> **Data records**:
== == ==

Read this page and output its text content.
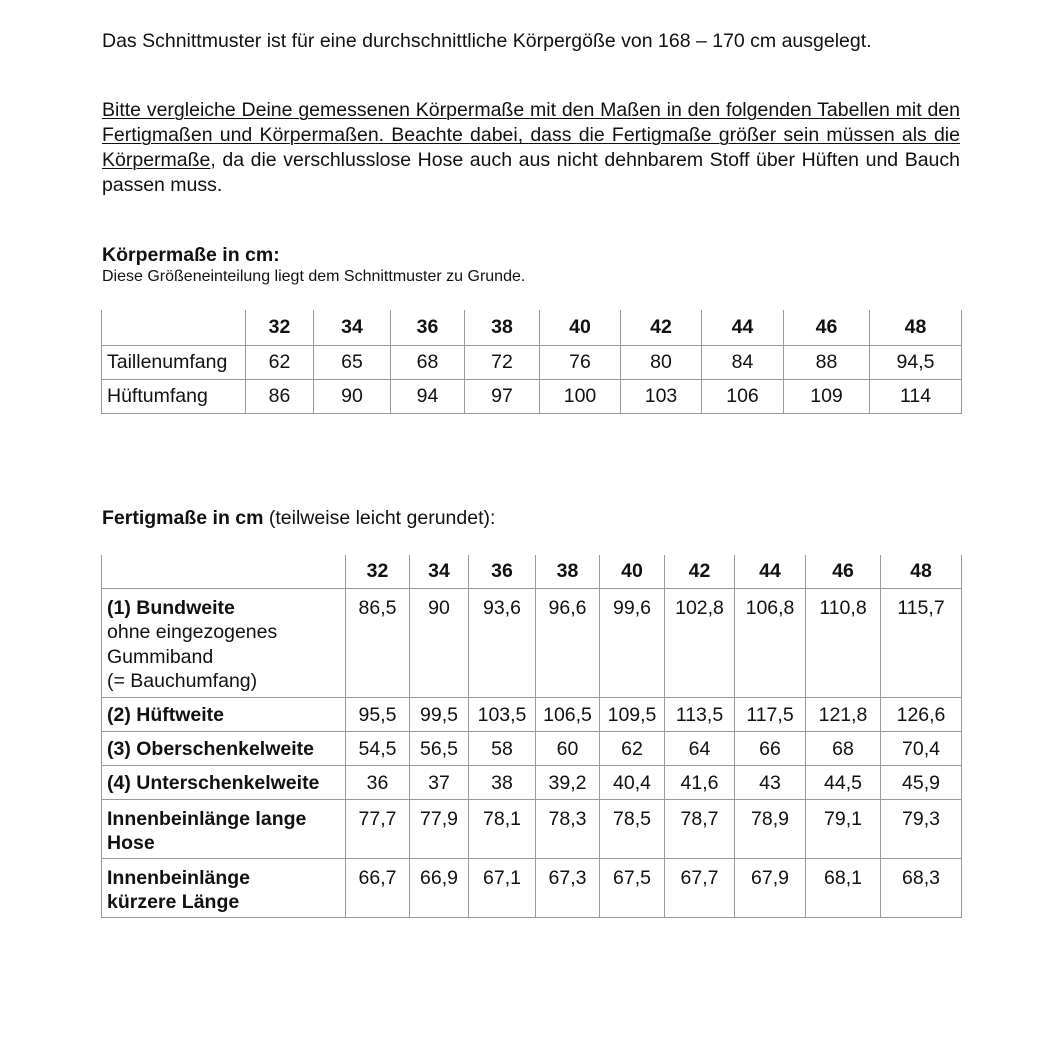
Das Schnittmuster ist für eine durchschnittliche Körpergöße von 168 – 170 cm ausgelegt.

Bitte vergleiche Deine gemessenen Körpermaße mit den Maßen in den folgenden Tabellen mit den Fertigmaßen und Körpermaßen. Beachte dabei, dass die Fertigmaße größer sein müssen als die Körpermaße, da die verschlusslose Hose auch aus nicht dehnbarem Stoff über Hüften und Bauch passen muss.

Körpermaße in cm:

Diese Größeneinteilung liegt dem Schnittmuster zu Grunde.

	32	34	36	38	40	42	44	46	48
Taillenumfang	62	65	68	72	76	80	84	88	94,5
Hüftumfang	86	90	94	97	100	103	106	109	114

Fertigmaße in cm (teilweise leicht gerundet):

	32	34	36	38	40	42	44	46	48
(1) Bundweite
ohne eingezogenes
Gummiband
(= Bauchumfang)	86,5	90	93,6	96,6	99,6	102,8	106,8	110,8	115,7
(2) Hüftweite	95,5	99,5	103,5	106,5	109,5	113,5	117,5	121,8	126,6
(3) Oberschenkelweite	54,5	56,5	58	60	62	64	66	68	70,4
(4) Unterschenkelweite	36	37	38	39,2	40,4	41,6	43	44,5	45,9
Innenbeinlänge lange
Hose	77,7	77,9	78,1	78,3	78,5	78,7	78,9	79,1	79,3
Innenbeinlänge
kürzere Länge	66,7	66,9	67,1	67,3	67,5	67,7	67,9	68,1	68,3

== == ==

> **Task description**: Write down only the number of lines above where the word "Innenbeinlänge" occurs.

> **Exercise solution**: 2